Records that describe figures
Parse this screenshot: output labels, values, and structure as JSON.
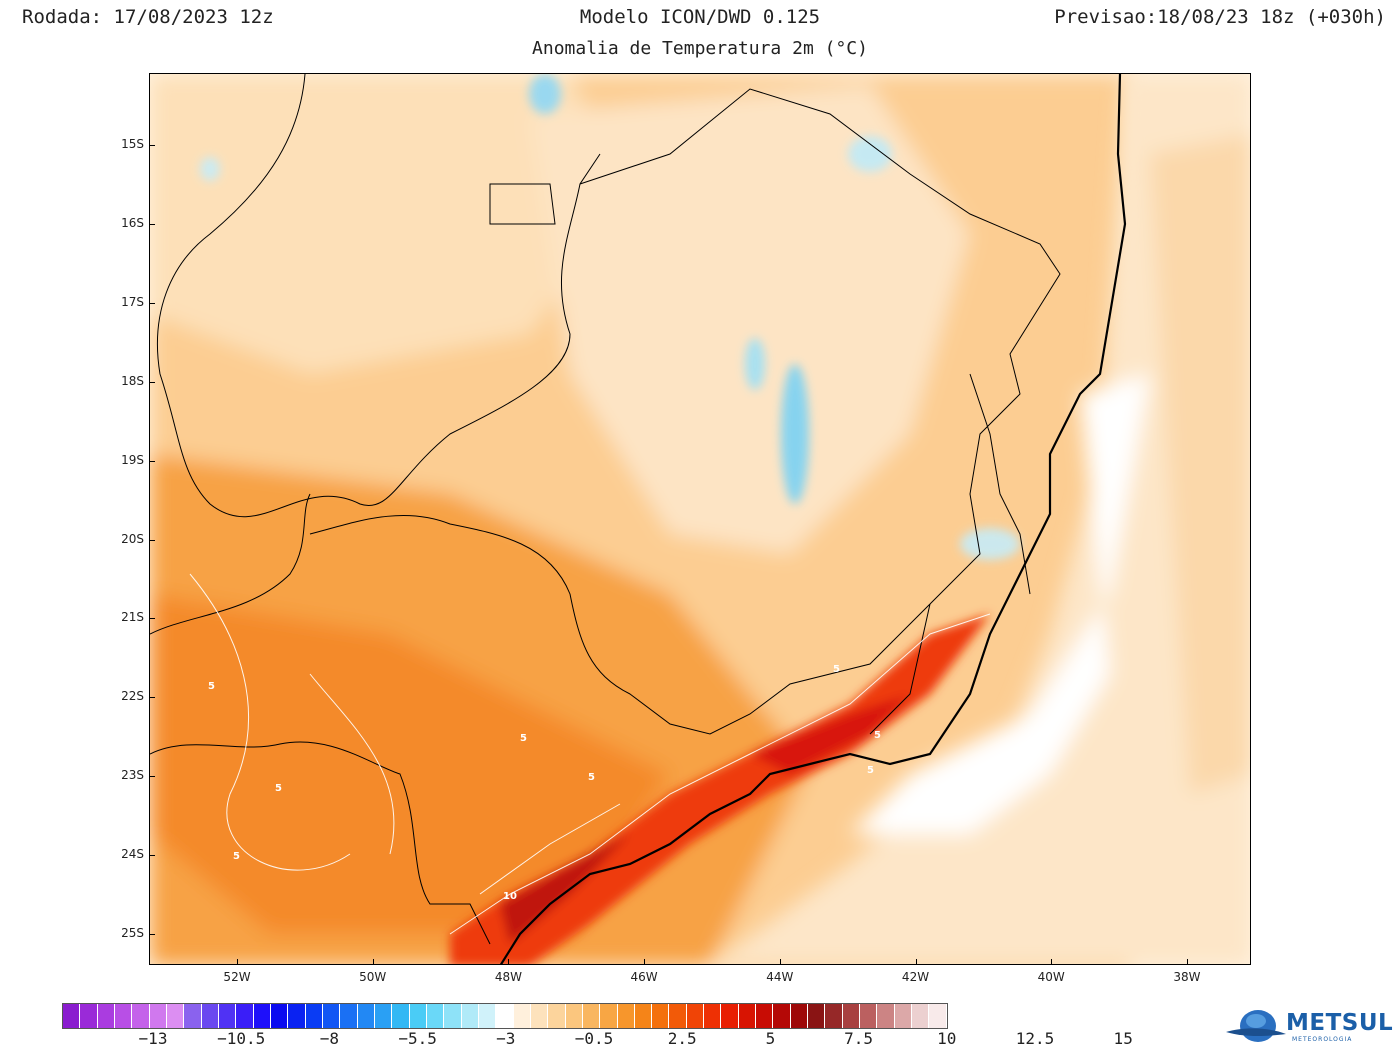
{
  "header": {
    "run": "Rodada: 17/08/2023 12z",
    "model": "Modelo ICON/DWD 0.125",
    "forecast": "Previsao:18/08/23 18z (+030h)",
    "subtitle": "Anomalia de Temperatura 2m (°C)"
  },
  "map": {
    "lat_labels": [
      "15S",
      "16S",
      "17S",
      "18S",
      "19S",
      "20S",
      "21S",
      "22S",
      "23S",
      "24S",
      "25S"
    ],
    "lon_labels": [
      "52W",
      "50W",
      "48W",
      "46W",
      "44W",
      "42W",
      "40W",
      "38W"
    ],
    "contour_labels": [
      "5",
      "5",
      "5",
      "5",
      "5",
      "5",
      "5",
      "5",
      "10"
    ]
  },
  "colorbar": {
    "labels": [
      "−13",
      "−10.5",
      "−8",
      "−5.5",
      "−3",
      "−0.5",
      "2.5",
      "5",
      "7.5",
      "10",
      "12.5",
      "15"
    ],
    "colors": [
      "#8a1ccf",
      "#9a2ad8",
      "#aa3ce0",
      "#b84fe6",
      "#c462ea",
      "#d078ee",
      "#dc8ef2",
      "#8a62ee",
      "#6a48f0",
      "#5032f4",
      "#3a1ef8",
      "#1e10fa",
      "#0a0af0",
      "#0a22f2",
      "#0a3cf4",
      "#1256f4",
      "#1a70f4",
      "#2288f4",
      "#2aa0f4",
      "#32b8f4",
      "#4accf6",
      "#6ad8f8",
      "#8ee2f8",
      "#b0eaf8",
      "#d0f2fa",
      "#ffffff",
      "#fff0dc",
      "#fde2bc",
      "#fcd49c",
      "#fbc67e",
      "#f9b660",
      "#f8a644",
      "#f7962c",
      "#f58418",
      "#f4700c",
      "#f25a08",
      "#f04406",
      "#ee3004",
      "#e81e02",
      "#d81402",
      "#c80c04",
      "#b40806",
      "#9e0808",
      "#8a1414",
      "#962828",
      "#a84040",
      "#bb6060",
      "#cc8484",
      "#dca8a8",
      "#ecd0d0",
      "#f8eaea"
    ]
  },
  "logo": {
    "name": "METSUL",
    "sub": "METEOROLOGIA"
  }
}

To be done
Will you restate every entry word for word and omit the images?

Completed task
Parse this screenshot: output labels, values, and structure as JSON.
{
  "header": {
    "run": "Rodada: 17/08/2023 12z",
    "model": "Modelo ICON/DWD 0.125",
    "forecast": "Previsao:18/08/23 18z (+030h)",
    "subtitle": "Anomalia de Temperatura 2m (°C)"
  },
  "map": {
    "lat_labels": [
      "15S",
      "16S",
      "17S",
      "18S",
      "19S",
      "20S",
      "21S",
      "22S",
      "23S",
      "24S",
      "25S"
    ],
    "lon_labels": [
      "52W",
      "50W",
      "48W",
      "46W",
      "44W",
      "42W",
      "40W",
      "38W"
    ],
    "contour_labels": [
      "5",
      "5",
      "5",
      "5",
      "5",
      "5",
      "5",
      "5",
      "10"
    ]
  },
  "colorbar": {
    "labels": [
      "−13",
      "−10.5",
      "−8",
      "−5.5",
      "−3",
      "−0.5",
      "2.5",
      "5",
      "7.5",
      "10",
      "12.5",
      "15"
    ],
    "colors": [
      "#8a1ccf",
      "#9a2ad8",
      "#aa3ce0",
      "#b84fe6",
      "#c462ea",
      "#d078ee",
      "#dc8ef2",
      "#8a62ee",
      "#6a48f0",
      "#5032f4",
      "#3a1ef8",
      "#1e10fa",
      "#0a0af0",
      "#0a22f2",
      "#0a3cf4",
      "#1256f4",
      "#1a70f4",
      "#2288f4",
      "#2aa0f4",
      "#32b8f4",
      "#4accf6",
      "#6ad8f8",
      "#8ee2f8",
      "#b0eaf8",
      "#d0f2fa",
      "#ffffff",
      "#fff0dc",
      "#fde2bc",
      "#fcd49c",
      "#fbc67e",
      "#f9b660",
      "#f8a644",
      "#f7962c",
      "#f58418",
      "#f4700c",
      "#f25a08",
      "#f04406",
      "#ee3004",
      "#e81e02",
      "#d81402",
      "#c80c04",
      "#b40806",
      "#9e0808",
      "#8a1414",
      "#962828",
      "#a84040",
      "#bb6060",
      "#cc8484",
      "#dca8a8",
      "#ecd0d0",
      "#f8eaea"
    ]
  },
  "logo": {
    "name": "METSUL",
    "sub": "METEOROLOGIA"
  }
}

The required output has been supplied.